*Given problem*: Without skipping anything, write out each record below exactly.

*Data excerpts*:
## START

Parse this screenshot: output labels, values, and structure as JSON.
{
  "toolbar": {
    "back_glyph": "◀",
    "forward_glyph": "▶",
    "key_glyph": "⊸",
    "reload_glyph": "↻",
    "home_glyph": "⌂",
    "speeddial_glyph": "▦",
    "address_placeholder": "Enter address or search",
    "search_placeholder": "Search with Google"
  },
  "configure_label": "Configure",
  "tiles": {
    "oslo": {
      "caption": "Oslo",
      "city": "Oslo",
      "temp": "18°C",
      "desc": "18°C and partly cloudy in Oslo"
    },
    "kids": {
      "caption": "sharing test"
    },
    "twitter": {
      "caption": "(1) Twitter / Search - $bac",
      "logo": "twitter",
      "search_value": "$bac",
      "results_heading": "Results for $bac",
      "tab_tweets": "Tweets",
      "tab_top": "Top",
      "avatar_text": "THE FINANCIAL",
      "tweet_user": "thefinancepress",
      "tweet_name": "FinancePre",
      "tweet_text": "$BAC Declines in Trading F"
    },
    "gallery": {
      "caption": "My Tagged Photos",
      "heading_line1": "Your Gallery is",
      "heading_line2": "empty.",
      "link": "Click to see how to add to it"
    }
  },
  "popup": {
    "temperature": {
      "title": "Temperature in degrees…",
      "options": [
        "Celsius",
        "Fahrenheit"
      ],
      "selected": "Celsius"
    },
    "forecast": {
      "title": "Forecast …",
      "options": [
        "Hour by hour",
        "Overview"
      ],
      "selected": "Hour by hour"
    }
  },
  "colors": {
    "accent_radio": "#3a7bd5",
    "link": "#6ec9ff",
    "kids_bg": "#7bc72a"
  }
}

## END

*Response to the task*:
Parse this screenshot: output labels, values, and structure as JSON.
{
  "toolbar": {
    "back_glyph": "◀",
    "forward_glyph": "▶",
    "key_glyph": "⊸",
    "reload_glyph": "↻",
    "home_glyph": "⌂",
    "speeddial_glyph": "▦",
    "address_placeholder": "Enter address or search",
    "search_placeholder": "Search with Google"
  },
  "configure_label": "Configure",
  "tiles": {
    "oslo": {
      "caption": "Oslo",
      "city": "Oslo",
      "temp": "18°C",
      "desc": "18°C and partly cloudy in Oslo"
    },
    "kids": {
      "caption": "sharing test"
    },
    "twitter": {
      "caption": "(1) Twitter / Search - $bac",
      "logo": "twitter",
      "search_value": "$bac",
      "results_heading": "Results for $bac",
      "tab_tweets": "Tweets",
      "tab_top": "Top",
      "avatar_text": "THE FINANCIAL",
      "tweet_user": "thefinancepress",
      "tweet_name": "FinancePre",
      "tweet_text": "$BAC Declines in Trading F"
    },
    "gallery": {
      "caption": "My Tagged Photos",
      "heading_line1": "Your Gallery is",
      "heading_line2": "empty.",
      "link": "Click to see how to add to it"
    }
  },
  "popup": {
    "temperature": {
      "title": "Temperature in degrees…",
      "options": [
        "Celsius",
        "Fahrenheit"
      ],
      "selected": "Celsius"
    },
    "forecast": {
      "title": "Forecast …",
      "options": [
        "Hour by hour",
        "Overview"
      ],
      "selected": "Hour by hour"
    }
  },
  "colors": {
    "accent_radio": "#3a7bd5",
    "link": "#6ec9ff",
    "kids_bg": "#7bc72a"
  }
}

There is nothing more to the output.